▶ [DATA FOR THIS TASK]:
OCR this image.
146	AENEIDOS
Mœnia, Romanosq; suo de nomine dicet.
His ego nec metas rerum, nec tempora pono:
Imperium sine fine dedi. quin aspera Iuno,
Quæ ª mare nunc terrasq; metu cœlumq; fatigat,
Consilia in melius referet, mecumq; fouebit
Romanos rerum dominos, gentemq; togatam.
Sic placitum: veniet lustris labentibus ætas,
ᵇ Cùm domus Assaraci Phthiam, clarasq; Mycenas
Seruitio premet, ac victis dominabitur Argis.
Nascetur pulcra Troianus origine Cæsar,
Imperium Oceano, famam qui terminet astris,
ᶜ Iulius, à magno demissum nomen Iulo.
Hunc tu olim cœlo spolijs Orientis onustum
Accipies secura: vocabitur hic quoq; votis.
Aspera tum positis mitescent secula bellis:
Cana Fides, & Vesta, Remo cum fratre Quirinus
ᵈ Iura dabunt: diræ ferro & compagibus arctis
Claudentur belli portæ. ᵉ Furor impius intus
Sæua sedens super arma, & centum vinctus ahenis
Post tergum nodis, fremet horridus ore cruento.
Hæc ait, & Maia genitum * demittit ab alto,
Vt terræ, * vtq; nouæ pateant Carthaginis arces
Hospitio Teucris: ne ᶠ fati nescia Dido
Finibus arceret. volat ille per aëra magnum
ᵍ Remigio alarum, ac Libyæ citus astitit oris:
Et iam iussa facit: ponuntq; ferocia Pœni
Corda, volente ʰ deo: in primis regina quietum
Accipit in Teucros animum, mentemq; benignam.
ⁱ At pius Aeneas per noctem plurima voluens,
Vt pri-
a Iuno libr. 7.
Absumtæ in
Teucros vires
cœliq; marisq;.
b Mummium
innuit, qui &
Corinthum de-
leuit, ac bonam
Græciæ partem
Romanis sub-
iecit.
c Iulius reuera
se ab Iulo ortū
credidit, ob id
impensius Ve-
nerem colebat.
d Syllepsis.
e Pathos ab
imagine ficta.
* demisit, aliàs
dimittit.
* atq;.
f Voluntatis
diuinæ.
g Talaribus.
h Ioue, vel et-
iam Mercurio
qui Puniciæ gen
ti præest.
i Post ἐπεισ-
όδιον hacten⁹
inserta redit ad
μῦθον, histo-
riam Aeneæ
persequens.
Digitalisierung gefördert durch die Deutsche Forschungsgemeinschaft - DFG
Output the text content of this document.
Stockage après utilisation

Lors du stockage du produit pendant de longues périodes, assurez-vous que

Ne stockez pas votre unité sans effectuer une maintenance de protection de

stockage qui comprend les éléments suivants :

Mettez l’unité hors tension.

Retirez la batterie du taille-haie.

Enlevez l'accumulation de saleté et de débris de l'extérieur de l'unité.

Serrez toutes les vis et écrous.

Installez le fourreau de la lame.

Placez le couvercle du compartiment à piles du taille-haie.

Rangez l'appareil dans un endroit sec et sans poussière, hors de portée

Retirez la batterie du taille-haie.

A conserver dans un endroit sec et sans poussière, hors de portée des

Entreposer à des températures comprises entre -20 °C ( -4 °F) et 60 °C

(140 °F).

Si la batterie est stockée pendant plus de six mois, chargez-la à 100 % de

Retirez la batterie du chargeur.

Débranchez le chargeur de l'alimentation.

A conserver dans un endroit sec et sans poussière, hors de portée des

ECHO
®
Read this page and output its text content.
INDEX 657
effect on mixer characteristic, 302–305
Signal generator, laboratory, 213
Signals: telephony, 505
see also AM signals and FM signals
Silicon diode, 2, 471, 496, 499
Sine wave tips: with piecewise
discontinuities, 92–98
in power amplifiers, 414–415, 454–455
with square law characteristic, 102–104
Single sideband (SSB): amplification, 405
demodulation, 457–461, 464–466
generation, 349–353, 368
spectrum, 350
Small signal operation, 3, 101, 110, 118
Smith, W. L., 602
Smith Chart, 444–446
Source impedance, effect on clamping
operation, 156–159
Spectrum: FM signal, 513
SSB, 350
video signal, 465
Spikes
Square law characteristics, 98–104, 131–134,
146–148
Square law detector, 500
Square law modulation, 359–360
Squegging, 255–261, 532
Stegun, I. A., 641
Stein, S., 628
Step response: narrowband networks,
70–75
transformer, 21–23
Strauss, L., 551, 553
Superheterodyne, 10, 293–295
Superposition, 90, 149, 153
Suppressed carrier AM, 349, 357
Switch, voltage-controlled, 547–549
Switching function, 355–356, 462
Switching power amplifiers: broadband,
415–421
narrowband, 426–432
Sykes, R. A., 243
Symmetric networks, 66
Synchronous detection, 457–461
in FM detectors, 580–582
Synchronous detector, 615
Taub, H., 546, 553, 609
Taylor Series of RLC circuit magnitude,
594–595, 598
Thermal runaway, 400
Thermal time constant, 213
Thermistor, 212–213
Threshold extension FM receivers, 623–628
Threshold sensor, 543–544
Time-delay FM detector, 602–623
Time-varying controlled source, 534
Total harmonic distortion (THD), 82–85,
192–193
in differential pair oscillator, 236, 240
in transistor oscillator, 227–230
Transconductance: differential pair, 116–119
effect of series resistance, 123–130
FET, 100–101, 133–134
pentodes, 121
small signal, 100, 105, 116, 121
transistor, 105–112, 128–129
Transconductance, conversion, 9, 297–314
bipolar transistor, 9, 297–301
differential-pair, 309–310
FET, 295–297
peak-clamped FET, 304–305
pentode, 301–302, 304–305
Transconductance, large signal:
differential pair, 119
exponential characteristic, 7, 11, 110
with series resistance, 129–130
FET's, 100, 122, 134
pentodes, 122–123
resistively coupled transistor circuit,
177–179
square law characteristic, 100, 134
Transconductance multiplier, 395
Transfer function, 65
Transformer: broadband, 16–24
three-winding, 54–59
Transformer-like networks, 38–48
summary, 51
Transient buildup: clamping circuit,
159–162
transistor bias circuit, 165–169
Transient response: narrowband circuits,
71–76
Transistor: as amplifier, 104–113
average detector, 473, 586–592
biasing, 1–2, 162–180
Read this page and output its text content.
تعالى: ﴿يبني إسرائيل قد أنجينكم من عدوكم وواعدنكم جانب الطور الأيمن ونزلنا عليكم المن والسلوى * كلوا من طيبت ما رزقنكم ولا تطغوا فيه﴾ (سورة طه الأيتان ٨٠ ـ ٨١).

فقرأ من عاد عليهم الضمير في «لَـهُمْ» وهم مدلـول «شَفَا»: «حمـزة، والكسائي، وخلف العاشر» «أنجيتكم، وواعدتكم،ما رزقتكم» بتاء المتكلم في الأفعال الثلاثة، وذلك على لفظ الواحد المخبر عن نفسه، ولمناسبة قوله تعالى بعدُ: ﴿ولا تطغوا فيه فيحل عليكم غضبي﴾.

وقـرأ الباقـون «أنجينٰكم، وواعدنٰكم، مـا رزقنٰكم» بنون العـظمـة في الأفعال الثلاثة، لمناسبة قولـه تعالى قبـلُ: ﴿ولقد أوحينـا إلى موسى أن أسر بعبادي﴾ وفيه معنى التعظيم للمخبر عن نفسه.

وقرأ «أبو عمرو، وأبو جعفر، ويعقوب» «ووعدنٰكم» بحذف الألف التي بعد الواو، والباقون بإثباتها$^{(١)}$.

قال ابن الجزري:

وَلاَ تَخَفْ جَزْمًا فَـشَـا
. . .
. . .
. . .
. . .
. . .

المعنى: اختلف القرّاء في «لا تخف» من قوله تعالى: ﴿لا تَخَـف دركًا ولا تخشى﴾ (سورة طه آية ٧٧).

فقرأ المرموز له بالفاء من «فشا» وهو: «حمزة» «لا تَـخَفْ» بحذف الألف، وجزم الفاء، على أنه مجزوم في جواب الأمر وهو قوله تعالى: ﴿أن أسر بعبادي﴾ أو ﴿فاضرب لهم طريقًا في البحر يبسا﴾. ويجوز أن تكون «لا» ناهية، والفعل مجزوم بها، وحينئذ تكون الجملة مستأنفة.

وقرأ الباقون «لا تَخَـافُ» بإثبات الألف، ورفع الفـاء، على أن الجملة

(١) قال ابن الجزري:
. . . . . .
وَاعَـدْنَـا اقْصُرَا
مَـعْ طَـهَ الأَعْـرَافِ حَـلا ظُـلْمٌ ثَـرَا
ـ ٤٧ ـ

▶ [PROMPT]: Check the records above line by line and tally those holding the string "نفسه". Answer with the number only.

▶ [ANSWER IN FULL]: 2